▶ **Exercise details**:
Go through the listing and copy every line word for word.

Dataset items

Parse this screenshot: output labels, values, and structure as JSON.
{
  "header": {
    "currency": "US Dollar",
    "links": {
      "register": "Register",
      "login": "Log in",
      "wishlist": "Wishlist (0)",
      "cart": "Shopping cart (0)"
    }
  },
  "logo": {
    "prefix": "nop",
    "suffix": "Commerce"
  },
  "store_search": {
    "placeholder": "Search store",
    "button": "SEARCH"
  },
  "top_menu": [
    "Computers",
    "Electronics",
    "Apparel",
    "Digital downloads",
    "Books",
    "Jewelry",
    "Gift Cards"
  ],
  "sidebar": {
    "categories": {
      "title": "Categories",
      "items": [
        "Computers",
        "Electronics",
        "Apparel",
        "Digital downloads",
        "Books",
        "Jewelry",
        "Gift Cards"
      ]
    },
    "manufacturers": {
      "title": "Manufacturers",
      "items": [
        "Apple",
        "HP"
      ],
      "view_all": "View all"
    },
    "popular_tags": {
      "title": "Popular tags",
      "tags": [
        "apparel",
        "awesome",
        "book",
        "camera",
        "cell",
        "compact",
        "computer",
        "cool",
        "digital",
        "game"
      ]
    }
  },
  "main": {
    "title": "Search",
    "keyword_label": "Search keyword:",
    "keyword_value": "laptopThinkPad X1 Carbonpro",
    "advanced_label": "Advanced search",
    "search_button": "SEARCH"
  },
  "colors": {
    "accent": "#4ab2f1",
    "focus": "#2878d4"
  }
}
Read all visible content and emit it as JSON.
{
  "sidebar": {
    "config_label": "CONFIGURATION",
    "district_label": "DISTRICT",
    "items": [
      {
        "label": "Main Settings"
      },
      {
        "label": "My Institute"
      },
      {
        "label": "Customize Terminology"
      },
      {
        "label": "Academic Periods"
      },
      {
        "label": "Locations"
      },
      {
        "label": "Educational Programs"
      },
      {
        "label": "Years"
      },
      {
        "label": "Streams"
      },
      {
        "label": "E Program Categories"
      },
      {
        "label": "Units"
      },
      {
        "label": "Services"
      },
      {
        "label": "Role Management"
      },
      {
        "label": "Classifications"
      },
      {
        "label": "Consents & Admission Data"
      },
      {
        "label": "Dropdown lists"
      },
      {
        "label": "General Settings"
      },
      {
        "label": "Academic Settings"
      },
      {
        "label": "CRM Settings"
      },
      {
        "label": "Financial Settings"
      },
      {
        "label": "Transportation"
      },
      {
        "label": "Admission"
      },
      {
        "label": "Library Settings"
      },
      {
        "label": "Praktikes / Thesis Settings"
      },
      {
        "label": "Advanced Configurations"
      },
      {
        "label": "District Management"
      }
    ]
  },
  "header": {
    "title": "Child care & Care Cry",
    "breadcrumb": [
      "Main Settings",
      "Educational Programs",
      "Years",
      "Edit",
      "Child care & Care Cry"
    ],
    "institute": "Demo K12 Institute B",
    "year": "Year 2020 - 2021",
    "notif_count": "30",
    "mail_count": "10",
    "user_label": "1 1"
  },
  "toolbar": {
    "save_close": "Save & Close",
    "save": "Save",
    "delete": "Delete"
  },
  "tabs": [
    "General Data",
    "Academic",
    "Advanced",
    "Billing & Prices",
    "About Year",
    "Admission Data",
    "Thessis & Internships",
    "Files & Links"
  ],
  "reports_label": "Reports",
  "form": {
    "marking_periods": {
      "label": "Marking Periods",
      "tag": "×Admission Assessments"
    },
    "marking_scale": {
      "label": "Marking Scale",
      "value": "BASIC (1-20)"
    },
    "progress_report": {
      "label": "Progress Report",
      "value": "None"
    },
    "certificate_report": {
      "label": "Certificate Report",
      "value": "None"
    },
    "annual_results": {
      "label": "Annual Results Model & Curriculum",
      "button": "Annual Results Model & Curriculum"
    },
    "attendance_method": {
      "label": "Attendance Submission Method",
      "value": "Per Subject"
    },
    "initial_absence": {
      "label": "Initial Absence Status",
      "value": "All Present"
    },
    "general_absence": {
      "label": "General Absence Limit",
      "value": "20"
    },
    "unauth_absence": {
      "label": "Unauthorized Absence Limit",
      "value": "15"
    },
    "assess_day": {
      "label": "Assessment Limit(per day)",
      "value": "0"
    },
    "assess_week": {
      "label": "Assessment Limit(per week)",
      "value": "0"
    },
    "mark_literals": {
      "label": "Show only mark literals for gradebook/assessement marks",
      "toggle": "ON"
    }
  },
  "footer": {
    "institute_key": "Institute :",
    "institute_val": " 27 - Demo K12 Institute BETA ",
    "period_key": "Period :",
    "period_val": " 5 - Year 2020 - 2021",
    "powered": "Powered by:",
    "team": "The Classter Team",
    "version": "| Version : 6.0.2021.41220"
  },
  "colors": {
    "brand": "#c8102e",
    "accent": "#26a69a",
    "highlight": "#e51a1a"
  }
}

▶ **The output**:
Parse this screenshot: output labels, values, and structure as JSON.
{
  "header": {
    "currency": "US Dollar",
    "links": {
      "register": "Register",
      "login": "Log in",
      "wishlist": "Wishlist (0)",
      "cart": "Shopping cart (0)"
    }
  },
  "logo": {
    "prefix": "nop",
    "suffix": "Commerce"
  },
  "store_search": {
    "placeholder": "Search store",
    "button": "SEARCH"
  },
  "top_menu": [
    "Computers",
    "Electronics",
    "Apparel",
    "Digital downloads",
    "Books",
    "Jewelry",
    "Gift Cards"
  ],
  "sidebar": {
    "categories": {
      "title": "Categories",
      "items": [
        "Computers",
        "Electronics",
        "Apparel",
        "Digital downloads",
        "Books",
        "Jewelry",
        "Gift Cards"
      ]
    },
    "manufacturers": {
      "title": "Manufacturers",
      "items": [
        "Apple",
        "HP"
      ],
      "view_all": "View all"
    },
    "popular_tags": {
      "title": "Popular tags",
      "tags": [
        "apparel",
        "awesome",
        "book",
        "camera",
        "cell",
        "compact",
        "computer",
        "cool",
        "digital",
        "game"
      ]
    }
  },
  "main": {
    "title": "Search",
    "keyword_label": "Search keyword:",
    "keyword_value": "laptopThinkPad X1 Carbonpro",
    "advanced_label": "Advanced search",
    "search_button": "SEARCH"
  },
  "colors": {
    "accent": "#4ab2f1",
    "focus": "#2878d4"
  }
}
Read all visible content and emit it as JSON.
{
  "sidebar": {
    "config_label": "CONFIGURATION",
    "district_label": "DISTRICT",
    "items": [
      {
        "label": "Main Settings"
      },
      {
        "label": "My Institute"
      },
      {
        "label": "Customize Terminology"
      },
      {
        "label": "Academic Periods"
      },
      {
        "label": "Locations"
      },
      {
        "label": "Educational Programs"
      },
      {
        "label": "Years"
      },
      {
        "label": "Streams"
      },
      {
        "label": "E Program Categories"
      },
      {
        "label": "Units"
      },
      {
        "label": "Services"
      },
      {
        "label": "Role Management"
      },
      {
        "label": "Classifications"
      },
      {
        "label": "Consents & Admission Data"
      },
      {
        "label": "Dropdown lists"
      },
      {
        "label": "General Settings"
      },
      {
        "label": "Academic Settings"
      },
      {
        "label": "CRM Settings"
      },
      {
        "label": "Financial Settings"
      },
      {
        "label": "Transportation"
      },
      {
        "label": "Admission"
      },
      {
        "label": "Library Settings"
      },
      {
        "label": "Praktikes / Thesis Settings"
      },
      {
        "label": "Advanced Configurations"
      },
      {
        "label": "District Management"
      }
    ]
  },
  "header": {
    "title": "Child care & Care Cry",
    "breadcrumb": [
      "Main Settings",
      "Educational Programs",
      "Years",
      "Edit",
      "Child care & Care Cry"
    ],
    "institute": "Demo K12 Institute B",
    "year": "Year 2020 - 2021",
    "notif_count": "30",
    "mail_count": "10",
    "user_label": "1 1"
  },
  "toolbar": {
    "save_close": "Save & Close",
    "save": "Save",
    "delete": "Delete"
  },
  "tabs": [
    "General Data",
    "Academic",
    "Advanced",
    "Billing & Prices",
    "About Year",
    "Admission Data",
    "Thessis & Internships",
    "Files & Links"
  ],
  "reports_label": "Reports",
  "form": {
    "marking_periods": {
      "label": "Marking Periods",
      "tag": "×Admission Assessments"
    },
    "marking_scale": {
      "label": "Marking Scale",
      "value": "BASIC (1-20)"
    },
    "progress_report": {
      "label": "Progress Report",
      "value": "None"
    },
    "certificate_report": {
      "label": "Certificate Report",
      "value": "None"
    },
    "annual_results": {
      "label": "Annual Results Model & Curriculum",
      "button": "Annual Results Model & Curriculum"
    },
    "attendance_method": {
      "label": "Attendance Submission Method",
      "value": "Per Subject"
    },
    "initial_absence": {
      "label": "Initial Absence Status",
      "value": "All Present"
    },
    "general_absence": {
      "label": "General Absence Limit",
      "value": "20"
    },
    "unauth_absence": {
      "label": "Unauthorized Absence Limit",
      "value": "15"
    },
    "assess_day": {
      "label": "Assessment Limit(per day)",
      "value": "0"
    },
    "assess_week": {
      "label": "Assessment Limit(per week)",
      "value": "0"
    },
    "mark_literals": {
      "label": "Show only mark literals for gradebook/assessement marks",
      "toggle": "ON"
    }
  },
  "footer": {
    "institute_key": "Institute :",
    "institute_val": " 27 - Demo K12 Institute BETA ",
    "period_key": "Period :",
    "period_val": " 5 - Year 2020 - 2021",
    "powered": "Powered by:",
    "team": "The Classter Team",
    "version": "| Version : 6.0.2021.41220"
  },
  "colors": {
    "brand": "#c8102e",
    "accent": "#26a69a",
    "highlight": "#e51a1a"
  }
}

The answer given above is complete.